**Set task:**
Gather each line of the records where "this" appears.

Stored data entries
▬▬▬▬▬▬

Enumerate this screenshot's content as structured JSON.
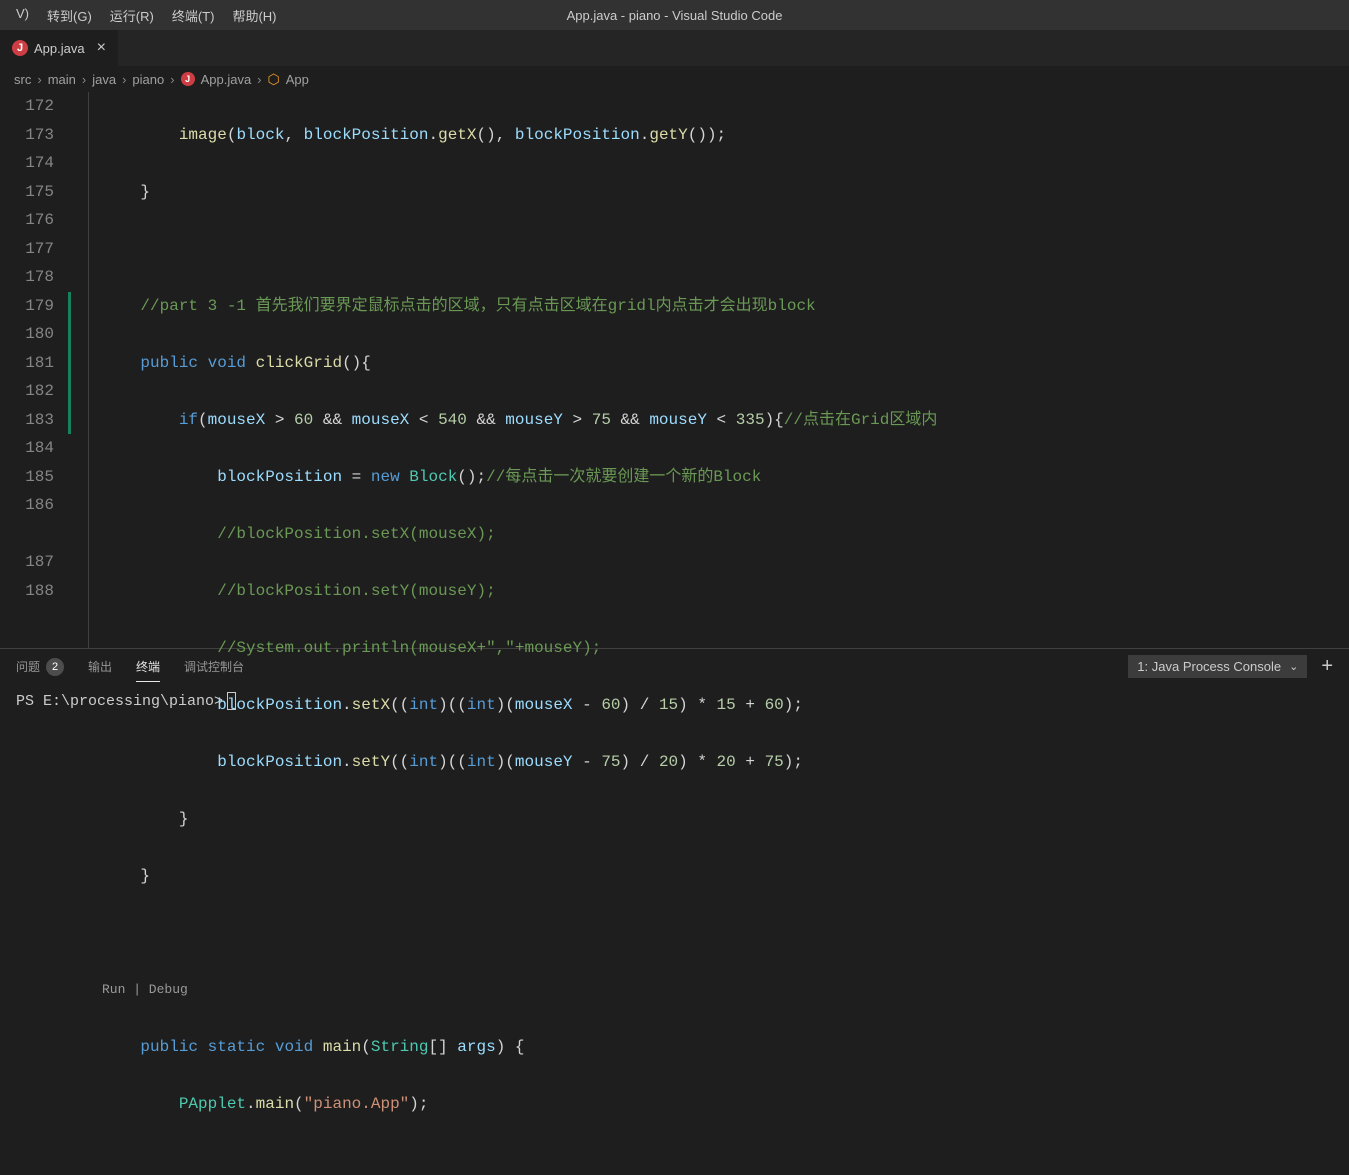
{
  "menubar": {
    "view": "V)",
    "goto": "转到(G)",
    "run": "运行(R)",
    "terminal": "终端(T)",
    "help": "帮助(H)"
  },
  "title": "App.java - piano - Visual Studio Code",
  "tab": {
    "label": "App.java",
    "iconLetter": "J"
  },
  "breadcrumb": {
    "parts": [
      "src",
      "main",
      "java",
      "piano"
    ],
    "file": "App.java",
    "symbol": "App",
    "iconLetter": "J"
  },
  "lineNumbers": [
    "172",
    "173",
    "174",
    "175",
    "176",
    "177",
    "178",
    "179",
    "180",
    "181",
    "182",
    "183",
    "184",
    "185",
    "186",
    "",
    "187",
    "188",
    ""
  ],
  "code": {
    "l172": {
      "fn": "image",
      "v1": "block",
      "v2": "blockPosition",
      "m1": "getX",
      "v3": "blockPosition",
      "m2": "getY"
    },
    "l173": "}",
    "l175": {
      "c": "//part 3 -1 首先我们要界定鼠标点击的区域，只有点击区域在gridl内点击才会出现block"
    },
    "l176": {
      "kw1": "public",
      "kw2": "void",
      "fn": "clickGrid"
    },
    "l177": {
      "kw": "if",
      "v1": "mouseX",
      "n1": "60",
      "v2": "mouseX",
      "n2": "540",
      "v3": "mouseY",
      "n3": "75",
      "v4": "mouseY",
      "n4": "335",
      "c": "//点击在Grid区域内"
    },
    "l178": {
      "v": "blockPosition",
      "kw": "new",
      "t": "Block",
      "c": "//每点击一次就要创建一个新的Block"
    },
    "l179": {
      "c": "//blockPosition.setX(mouseX);"
    },
    "l180": {
      "c": "//blockPosition.setY(mouseY);"
    },
    "l181": {
      "c": "//System.out.println(mouseX+\",\"+mouseY);"
    },
    "l182": {
      "v": "blockPosition",
      "fn": "setX",
      "t": "int",
      "v2": "mouseX",
      "n1": "60",
      "n2": "15",
      "n3": "15",
      "n4": "60"
    },
    "l183": {
      "v": "blockPosition",
      "fn": "setY",
      "t": "int",
      "v2": "mouseY",
      "n1": "75",
      "n2": "20",
      "n3": "20",
      "n4": "75"
    },
    "l184": "}",
    "l185": "}",
    "codelens": "Run | Debug",
    "l187": {
      "kw1": "public",
      "kw2": "static",
      "kw3": "void",
      "fn": "main",
      "t": "String",
      "v": "args"
    },
    "l188": {
      "t": "PApplet",
      "fn": "main",
      "s": "\"piano.App\""
    }
  },
  "panel": {
    "problems": "问题",
    "problemsCount": "2",
    "output": "输出",
    "terminal": "终端",
    "debugConsole": "调试控制台",
    "termSelect": "1: Java Process Console"
  },
  "terminal": {
    "prompt": "PS E:\\processing\\piano>"
  }
}
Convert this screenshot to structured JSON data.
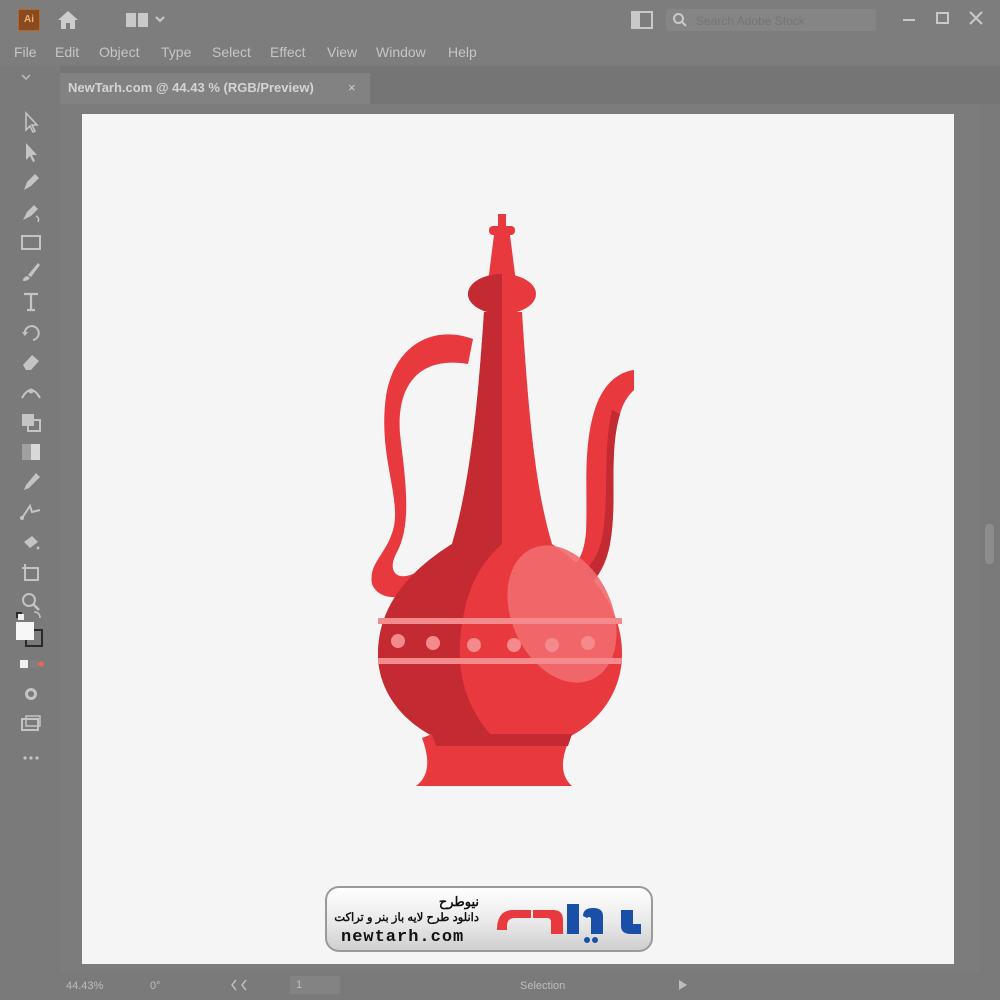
{
  "app": {
    "logo_text": "Ai"
  },
  "search": {
    "placeholder": "Search Adobe Stock"
  },
  "menu": [
    "File",
    "Edit",
    "Object",
    "Type",
    "Select",
    "Effect",
    "View",
    "Window",
    "Help"
  ],
  "document": {
    "tab_title": "NewTarh.com @ 44.43 % (RGB/Preview)",
    "close_glyph": "×"
  },
  "status": {
    "zoom": "44.43%",
    "rotation": "0°",
    "page": "1",
    "mode": "Selection"
  },
  "watermark": {
    "name": "نیوطرح",
    "tagline": "دانلود طرح لایه باز بنر و تراکت",
    "url": "newtarh.com",
    "logo_text": "نیوطرح"
  },
  "artwork": {
    "subject": "red-ewer-illustration",
    "colors": {
      "primary": "#e8393f",
      "shade": "#c42a32",
      "highlight": "#f26b6e",
      "band": "#f58a8c"
    }
  },
  "toolbar_tools": [
    "selection",
    "direct-selection",
    "pen",
    "curvature",
    "rectangle",
    "paintbrush",
    "type",
    "rotate",
    "eraser",
    "width",
    "shape-builder",
    "gradient",
    "eyedropper",
    "blend",
    "symbol-sprayer",
    "artboard",
    "zoom"
  ]
}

▬▬▬▬▬▬

**Exercise solution:**
Enumerate this screenshot's content as structured JSON.
Convert this screenshot to structured JSON data.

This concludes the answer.